Records provided:
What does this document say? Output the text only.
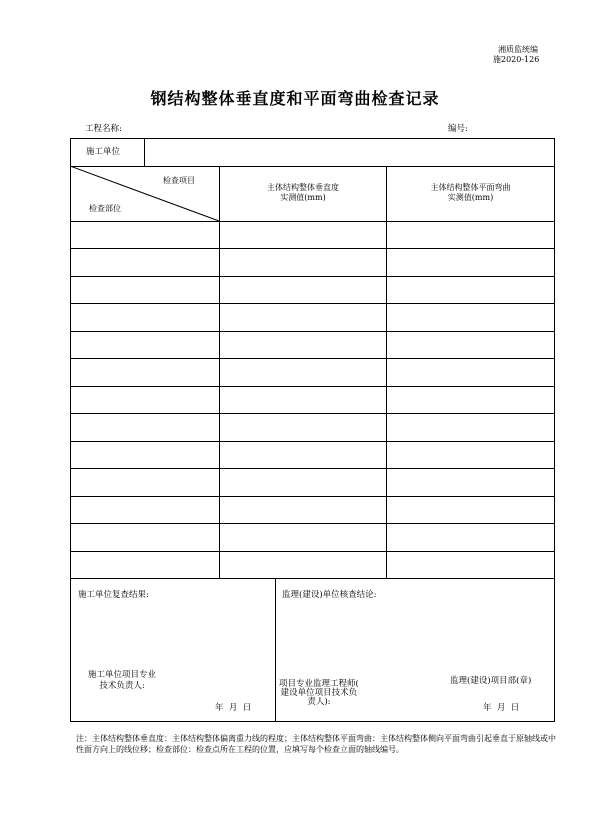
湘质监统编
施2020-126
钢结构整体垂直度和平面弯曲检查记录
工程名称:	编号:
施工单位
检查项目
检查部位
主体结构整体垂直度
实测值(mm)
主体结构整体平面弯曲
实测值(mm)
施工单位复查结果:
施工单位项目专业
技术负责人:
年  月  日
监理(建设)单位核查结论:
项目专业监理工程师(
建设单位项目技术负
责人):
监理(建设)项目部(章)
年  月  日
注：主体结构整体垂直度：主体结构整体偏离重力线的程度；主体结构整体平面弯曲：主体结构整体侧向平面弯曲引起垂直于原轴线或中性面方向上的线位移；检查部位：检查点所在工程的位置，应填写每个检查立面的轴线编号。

...

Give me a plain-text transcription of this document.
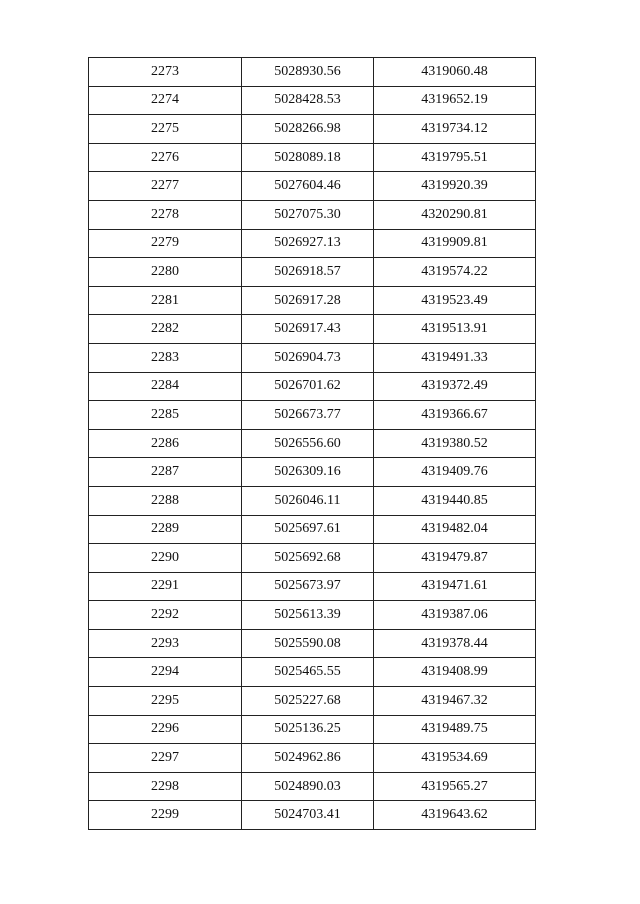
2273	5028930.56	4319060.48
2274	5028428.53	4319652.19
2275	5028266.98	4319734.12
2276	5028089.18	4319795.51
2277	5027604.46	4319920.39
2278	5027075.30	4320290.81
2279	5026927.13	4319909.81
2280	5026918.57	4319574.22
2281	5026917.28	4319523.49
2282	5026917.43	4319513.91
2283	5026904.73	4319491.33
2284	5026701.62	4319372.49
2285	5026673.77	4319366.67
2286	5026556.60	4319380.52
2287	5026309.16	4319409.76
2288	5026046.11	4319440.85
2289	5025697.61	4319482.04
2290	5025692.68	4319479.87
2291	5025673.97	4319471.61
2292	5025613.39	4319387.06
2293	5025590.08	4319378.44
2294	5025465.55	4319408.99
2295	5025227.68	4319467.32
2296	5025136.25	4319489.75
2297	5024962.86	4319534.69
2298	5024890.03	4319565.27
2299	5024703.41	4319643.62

What you will do: Scan the records above, count the lines with "text" in them, and give only the number.

Solution for this task: 2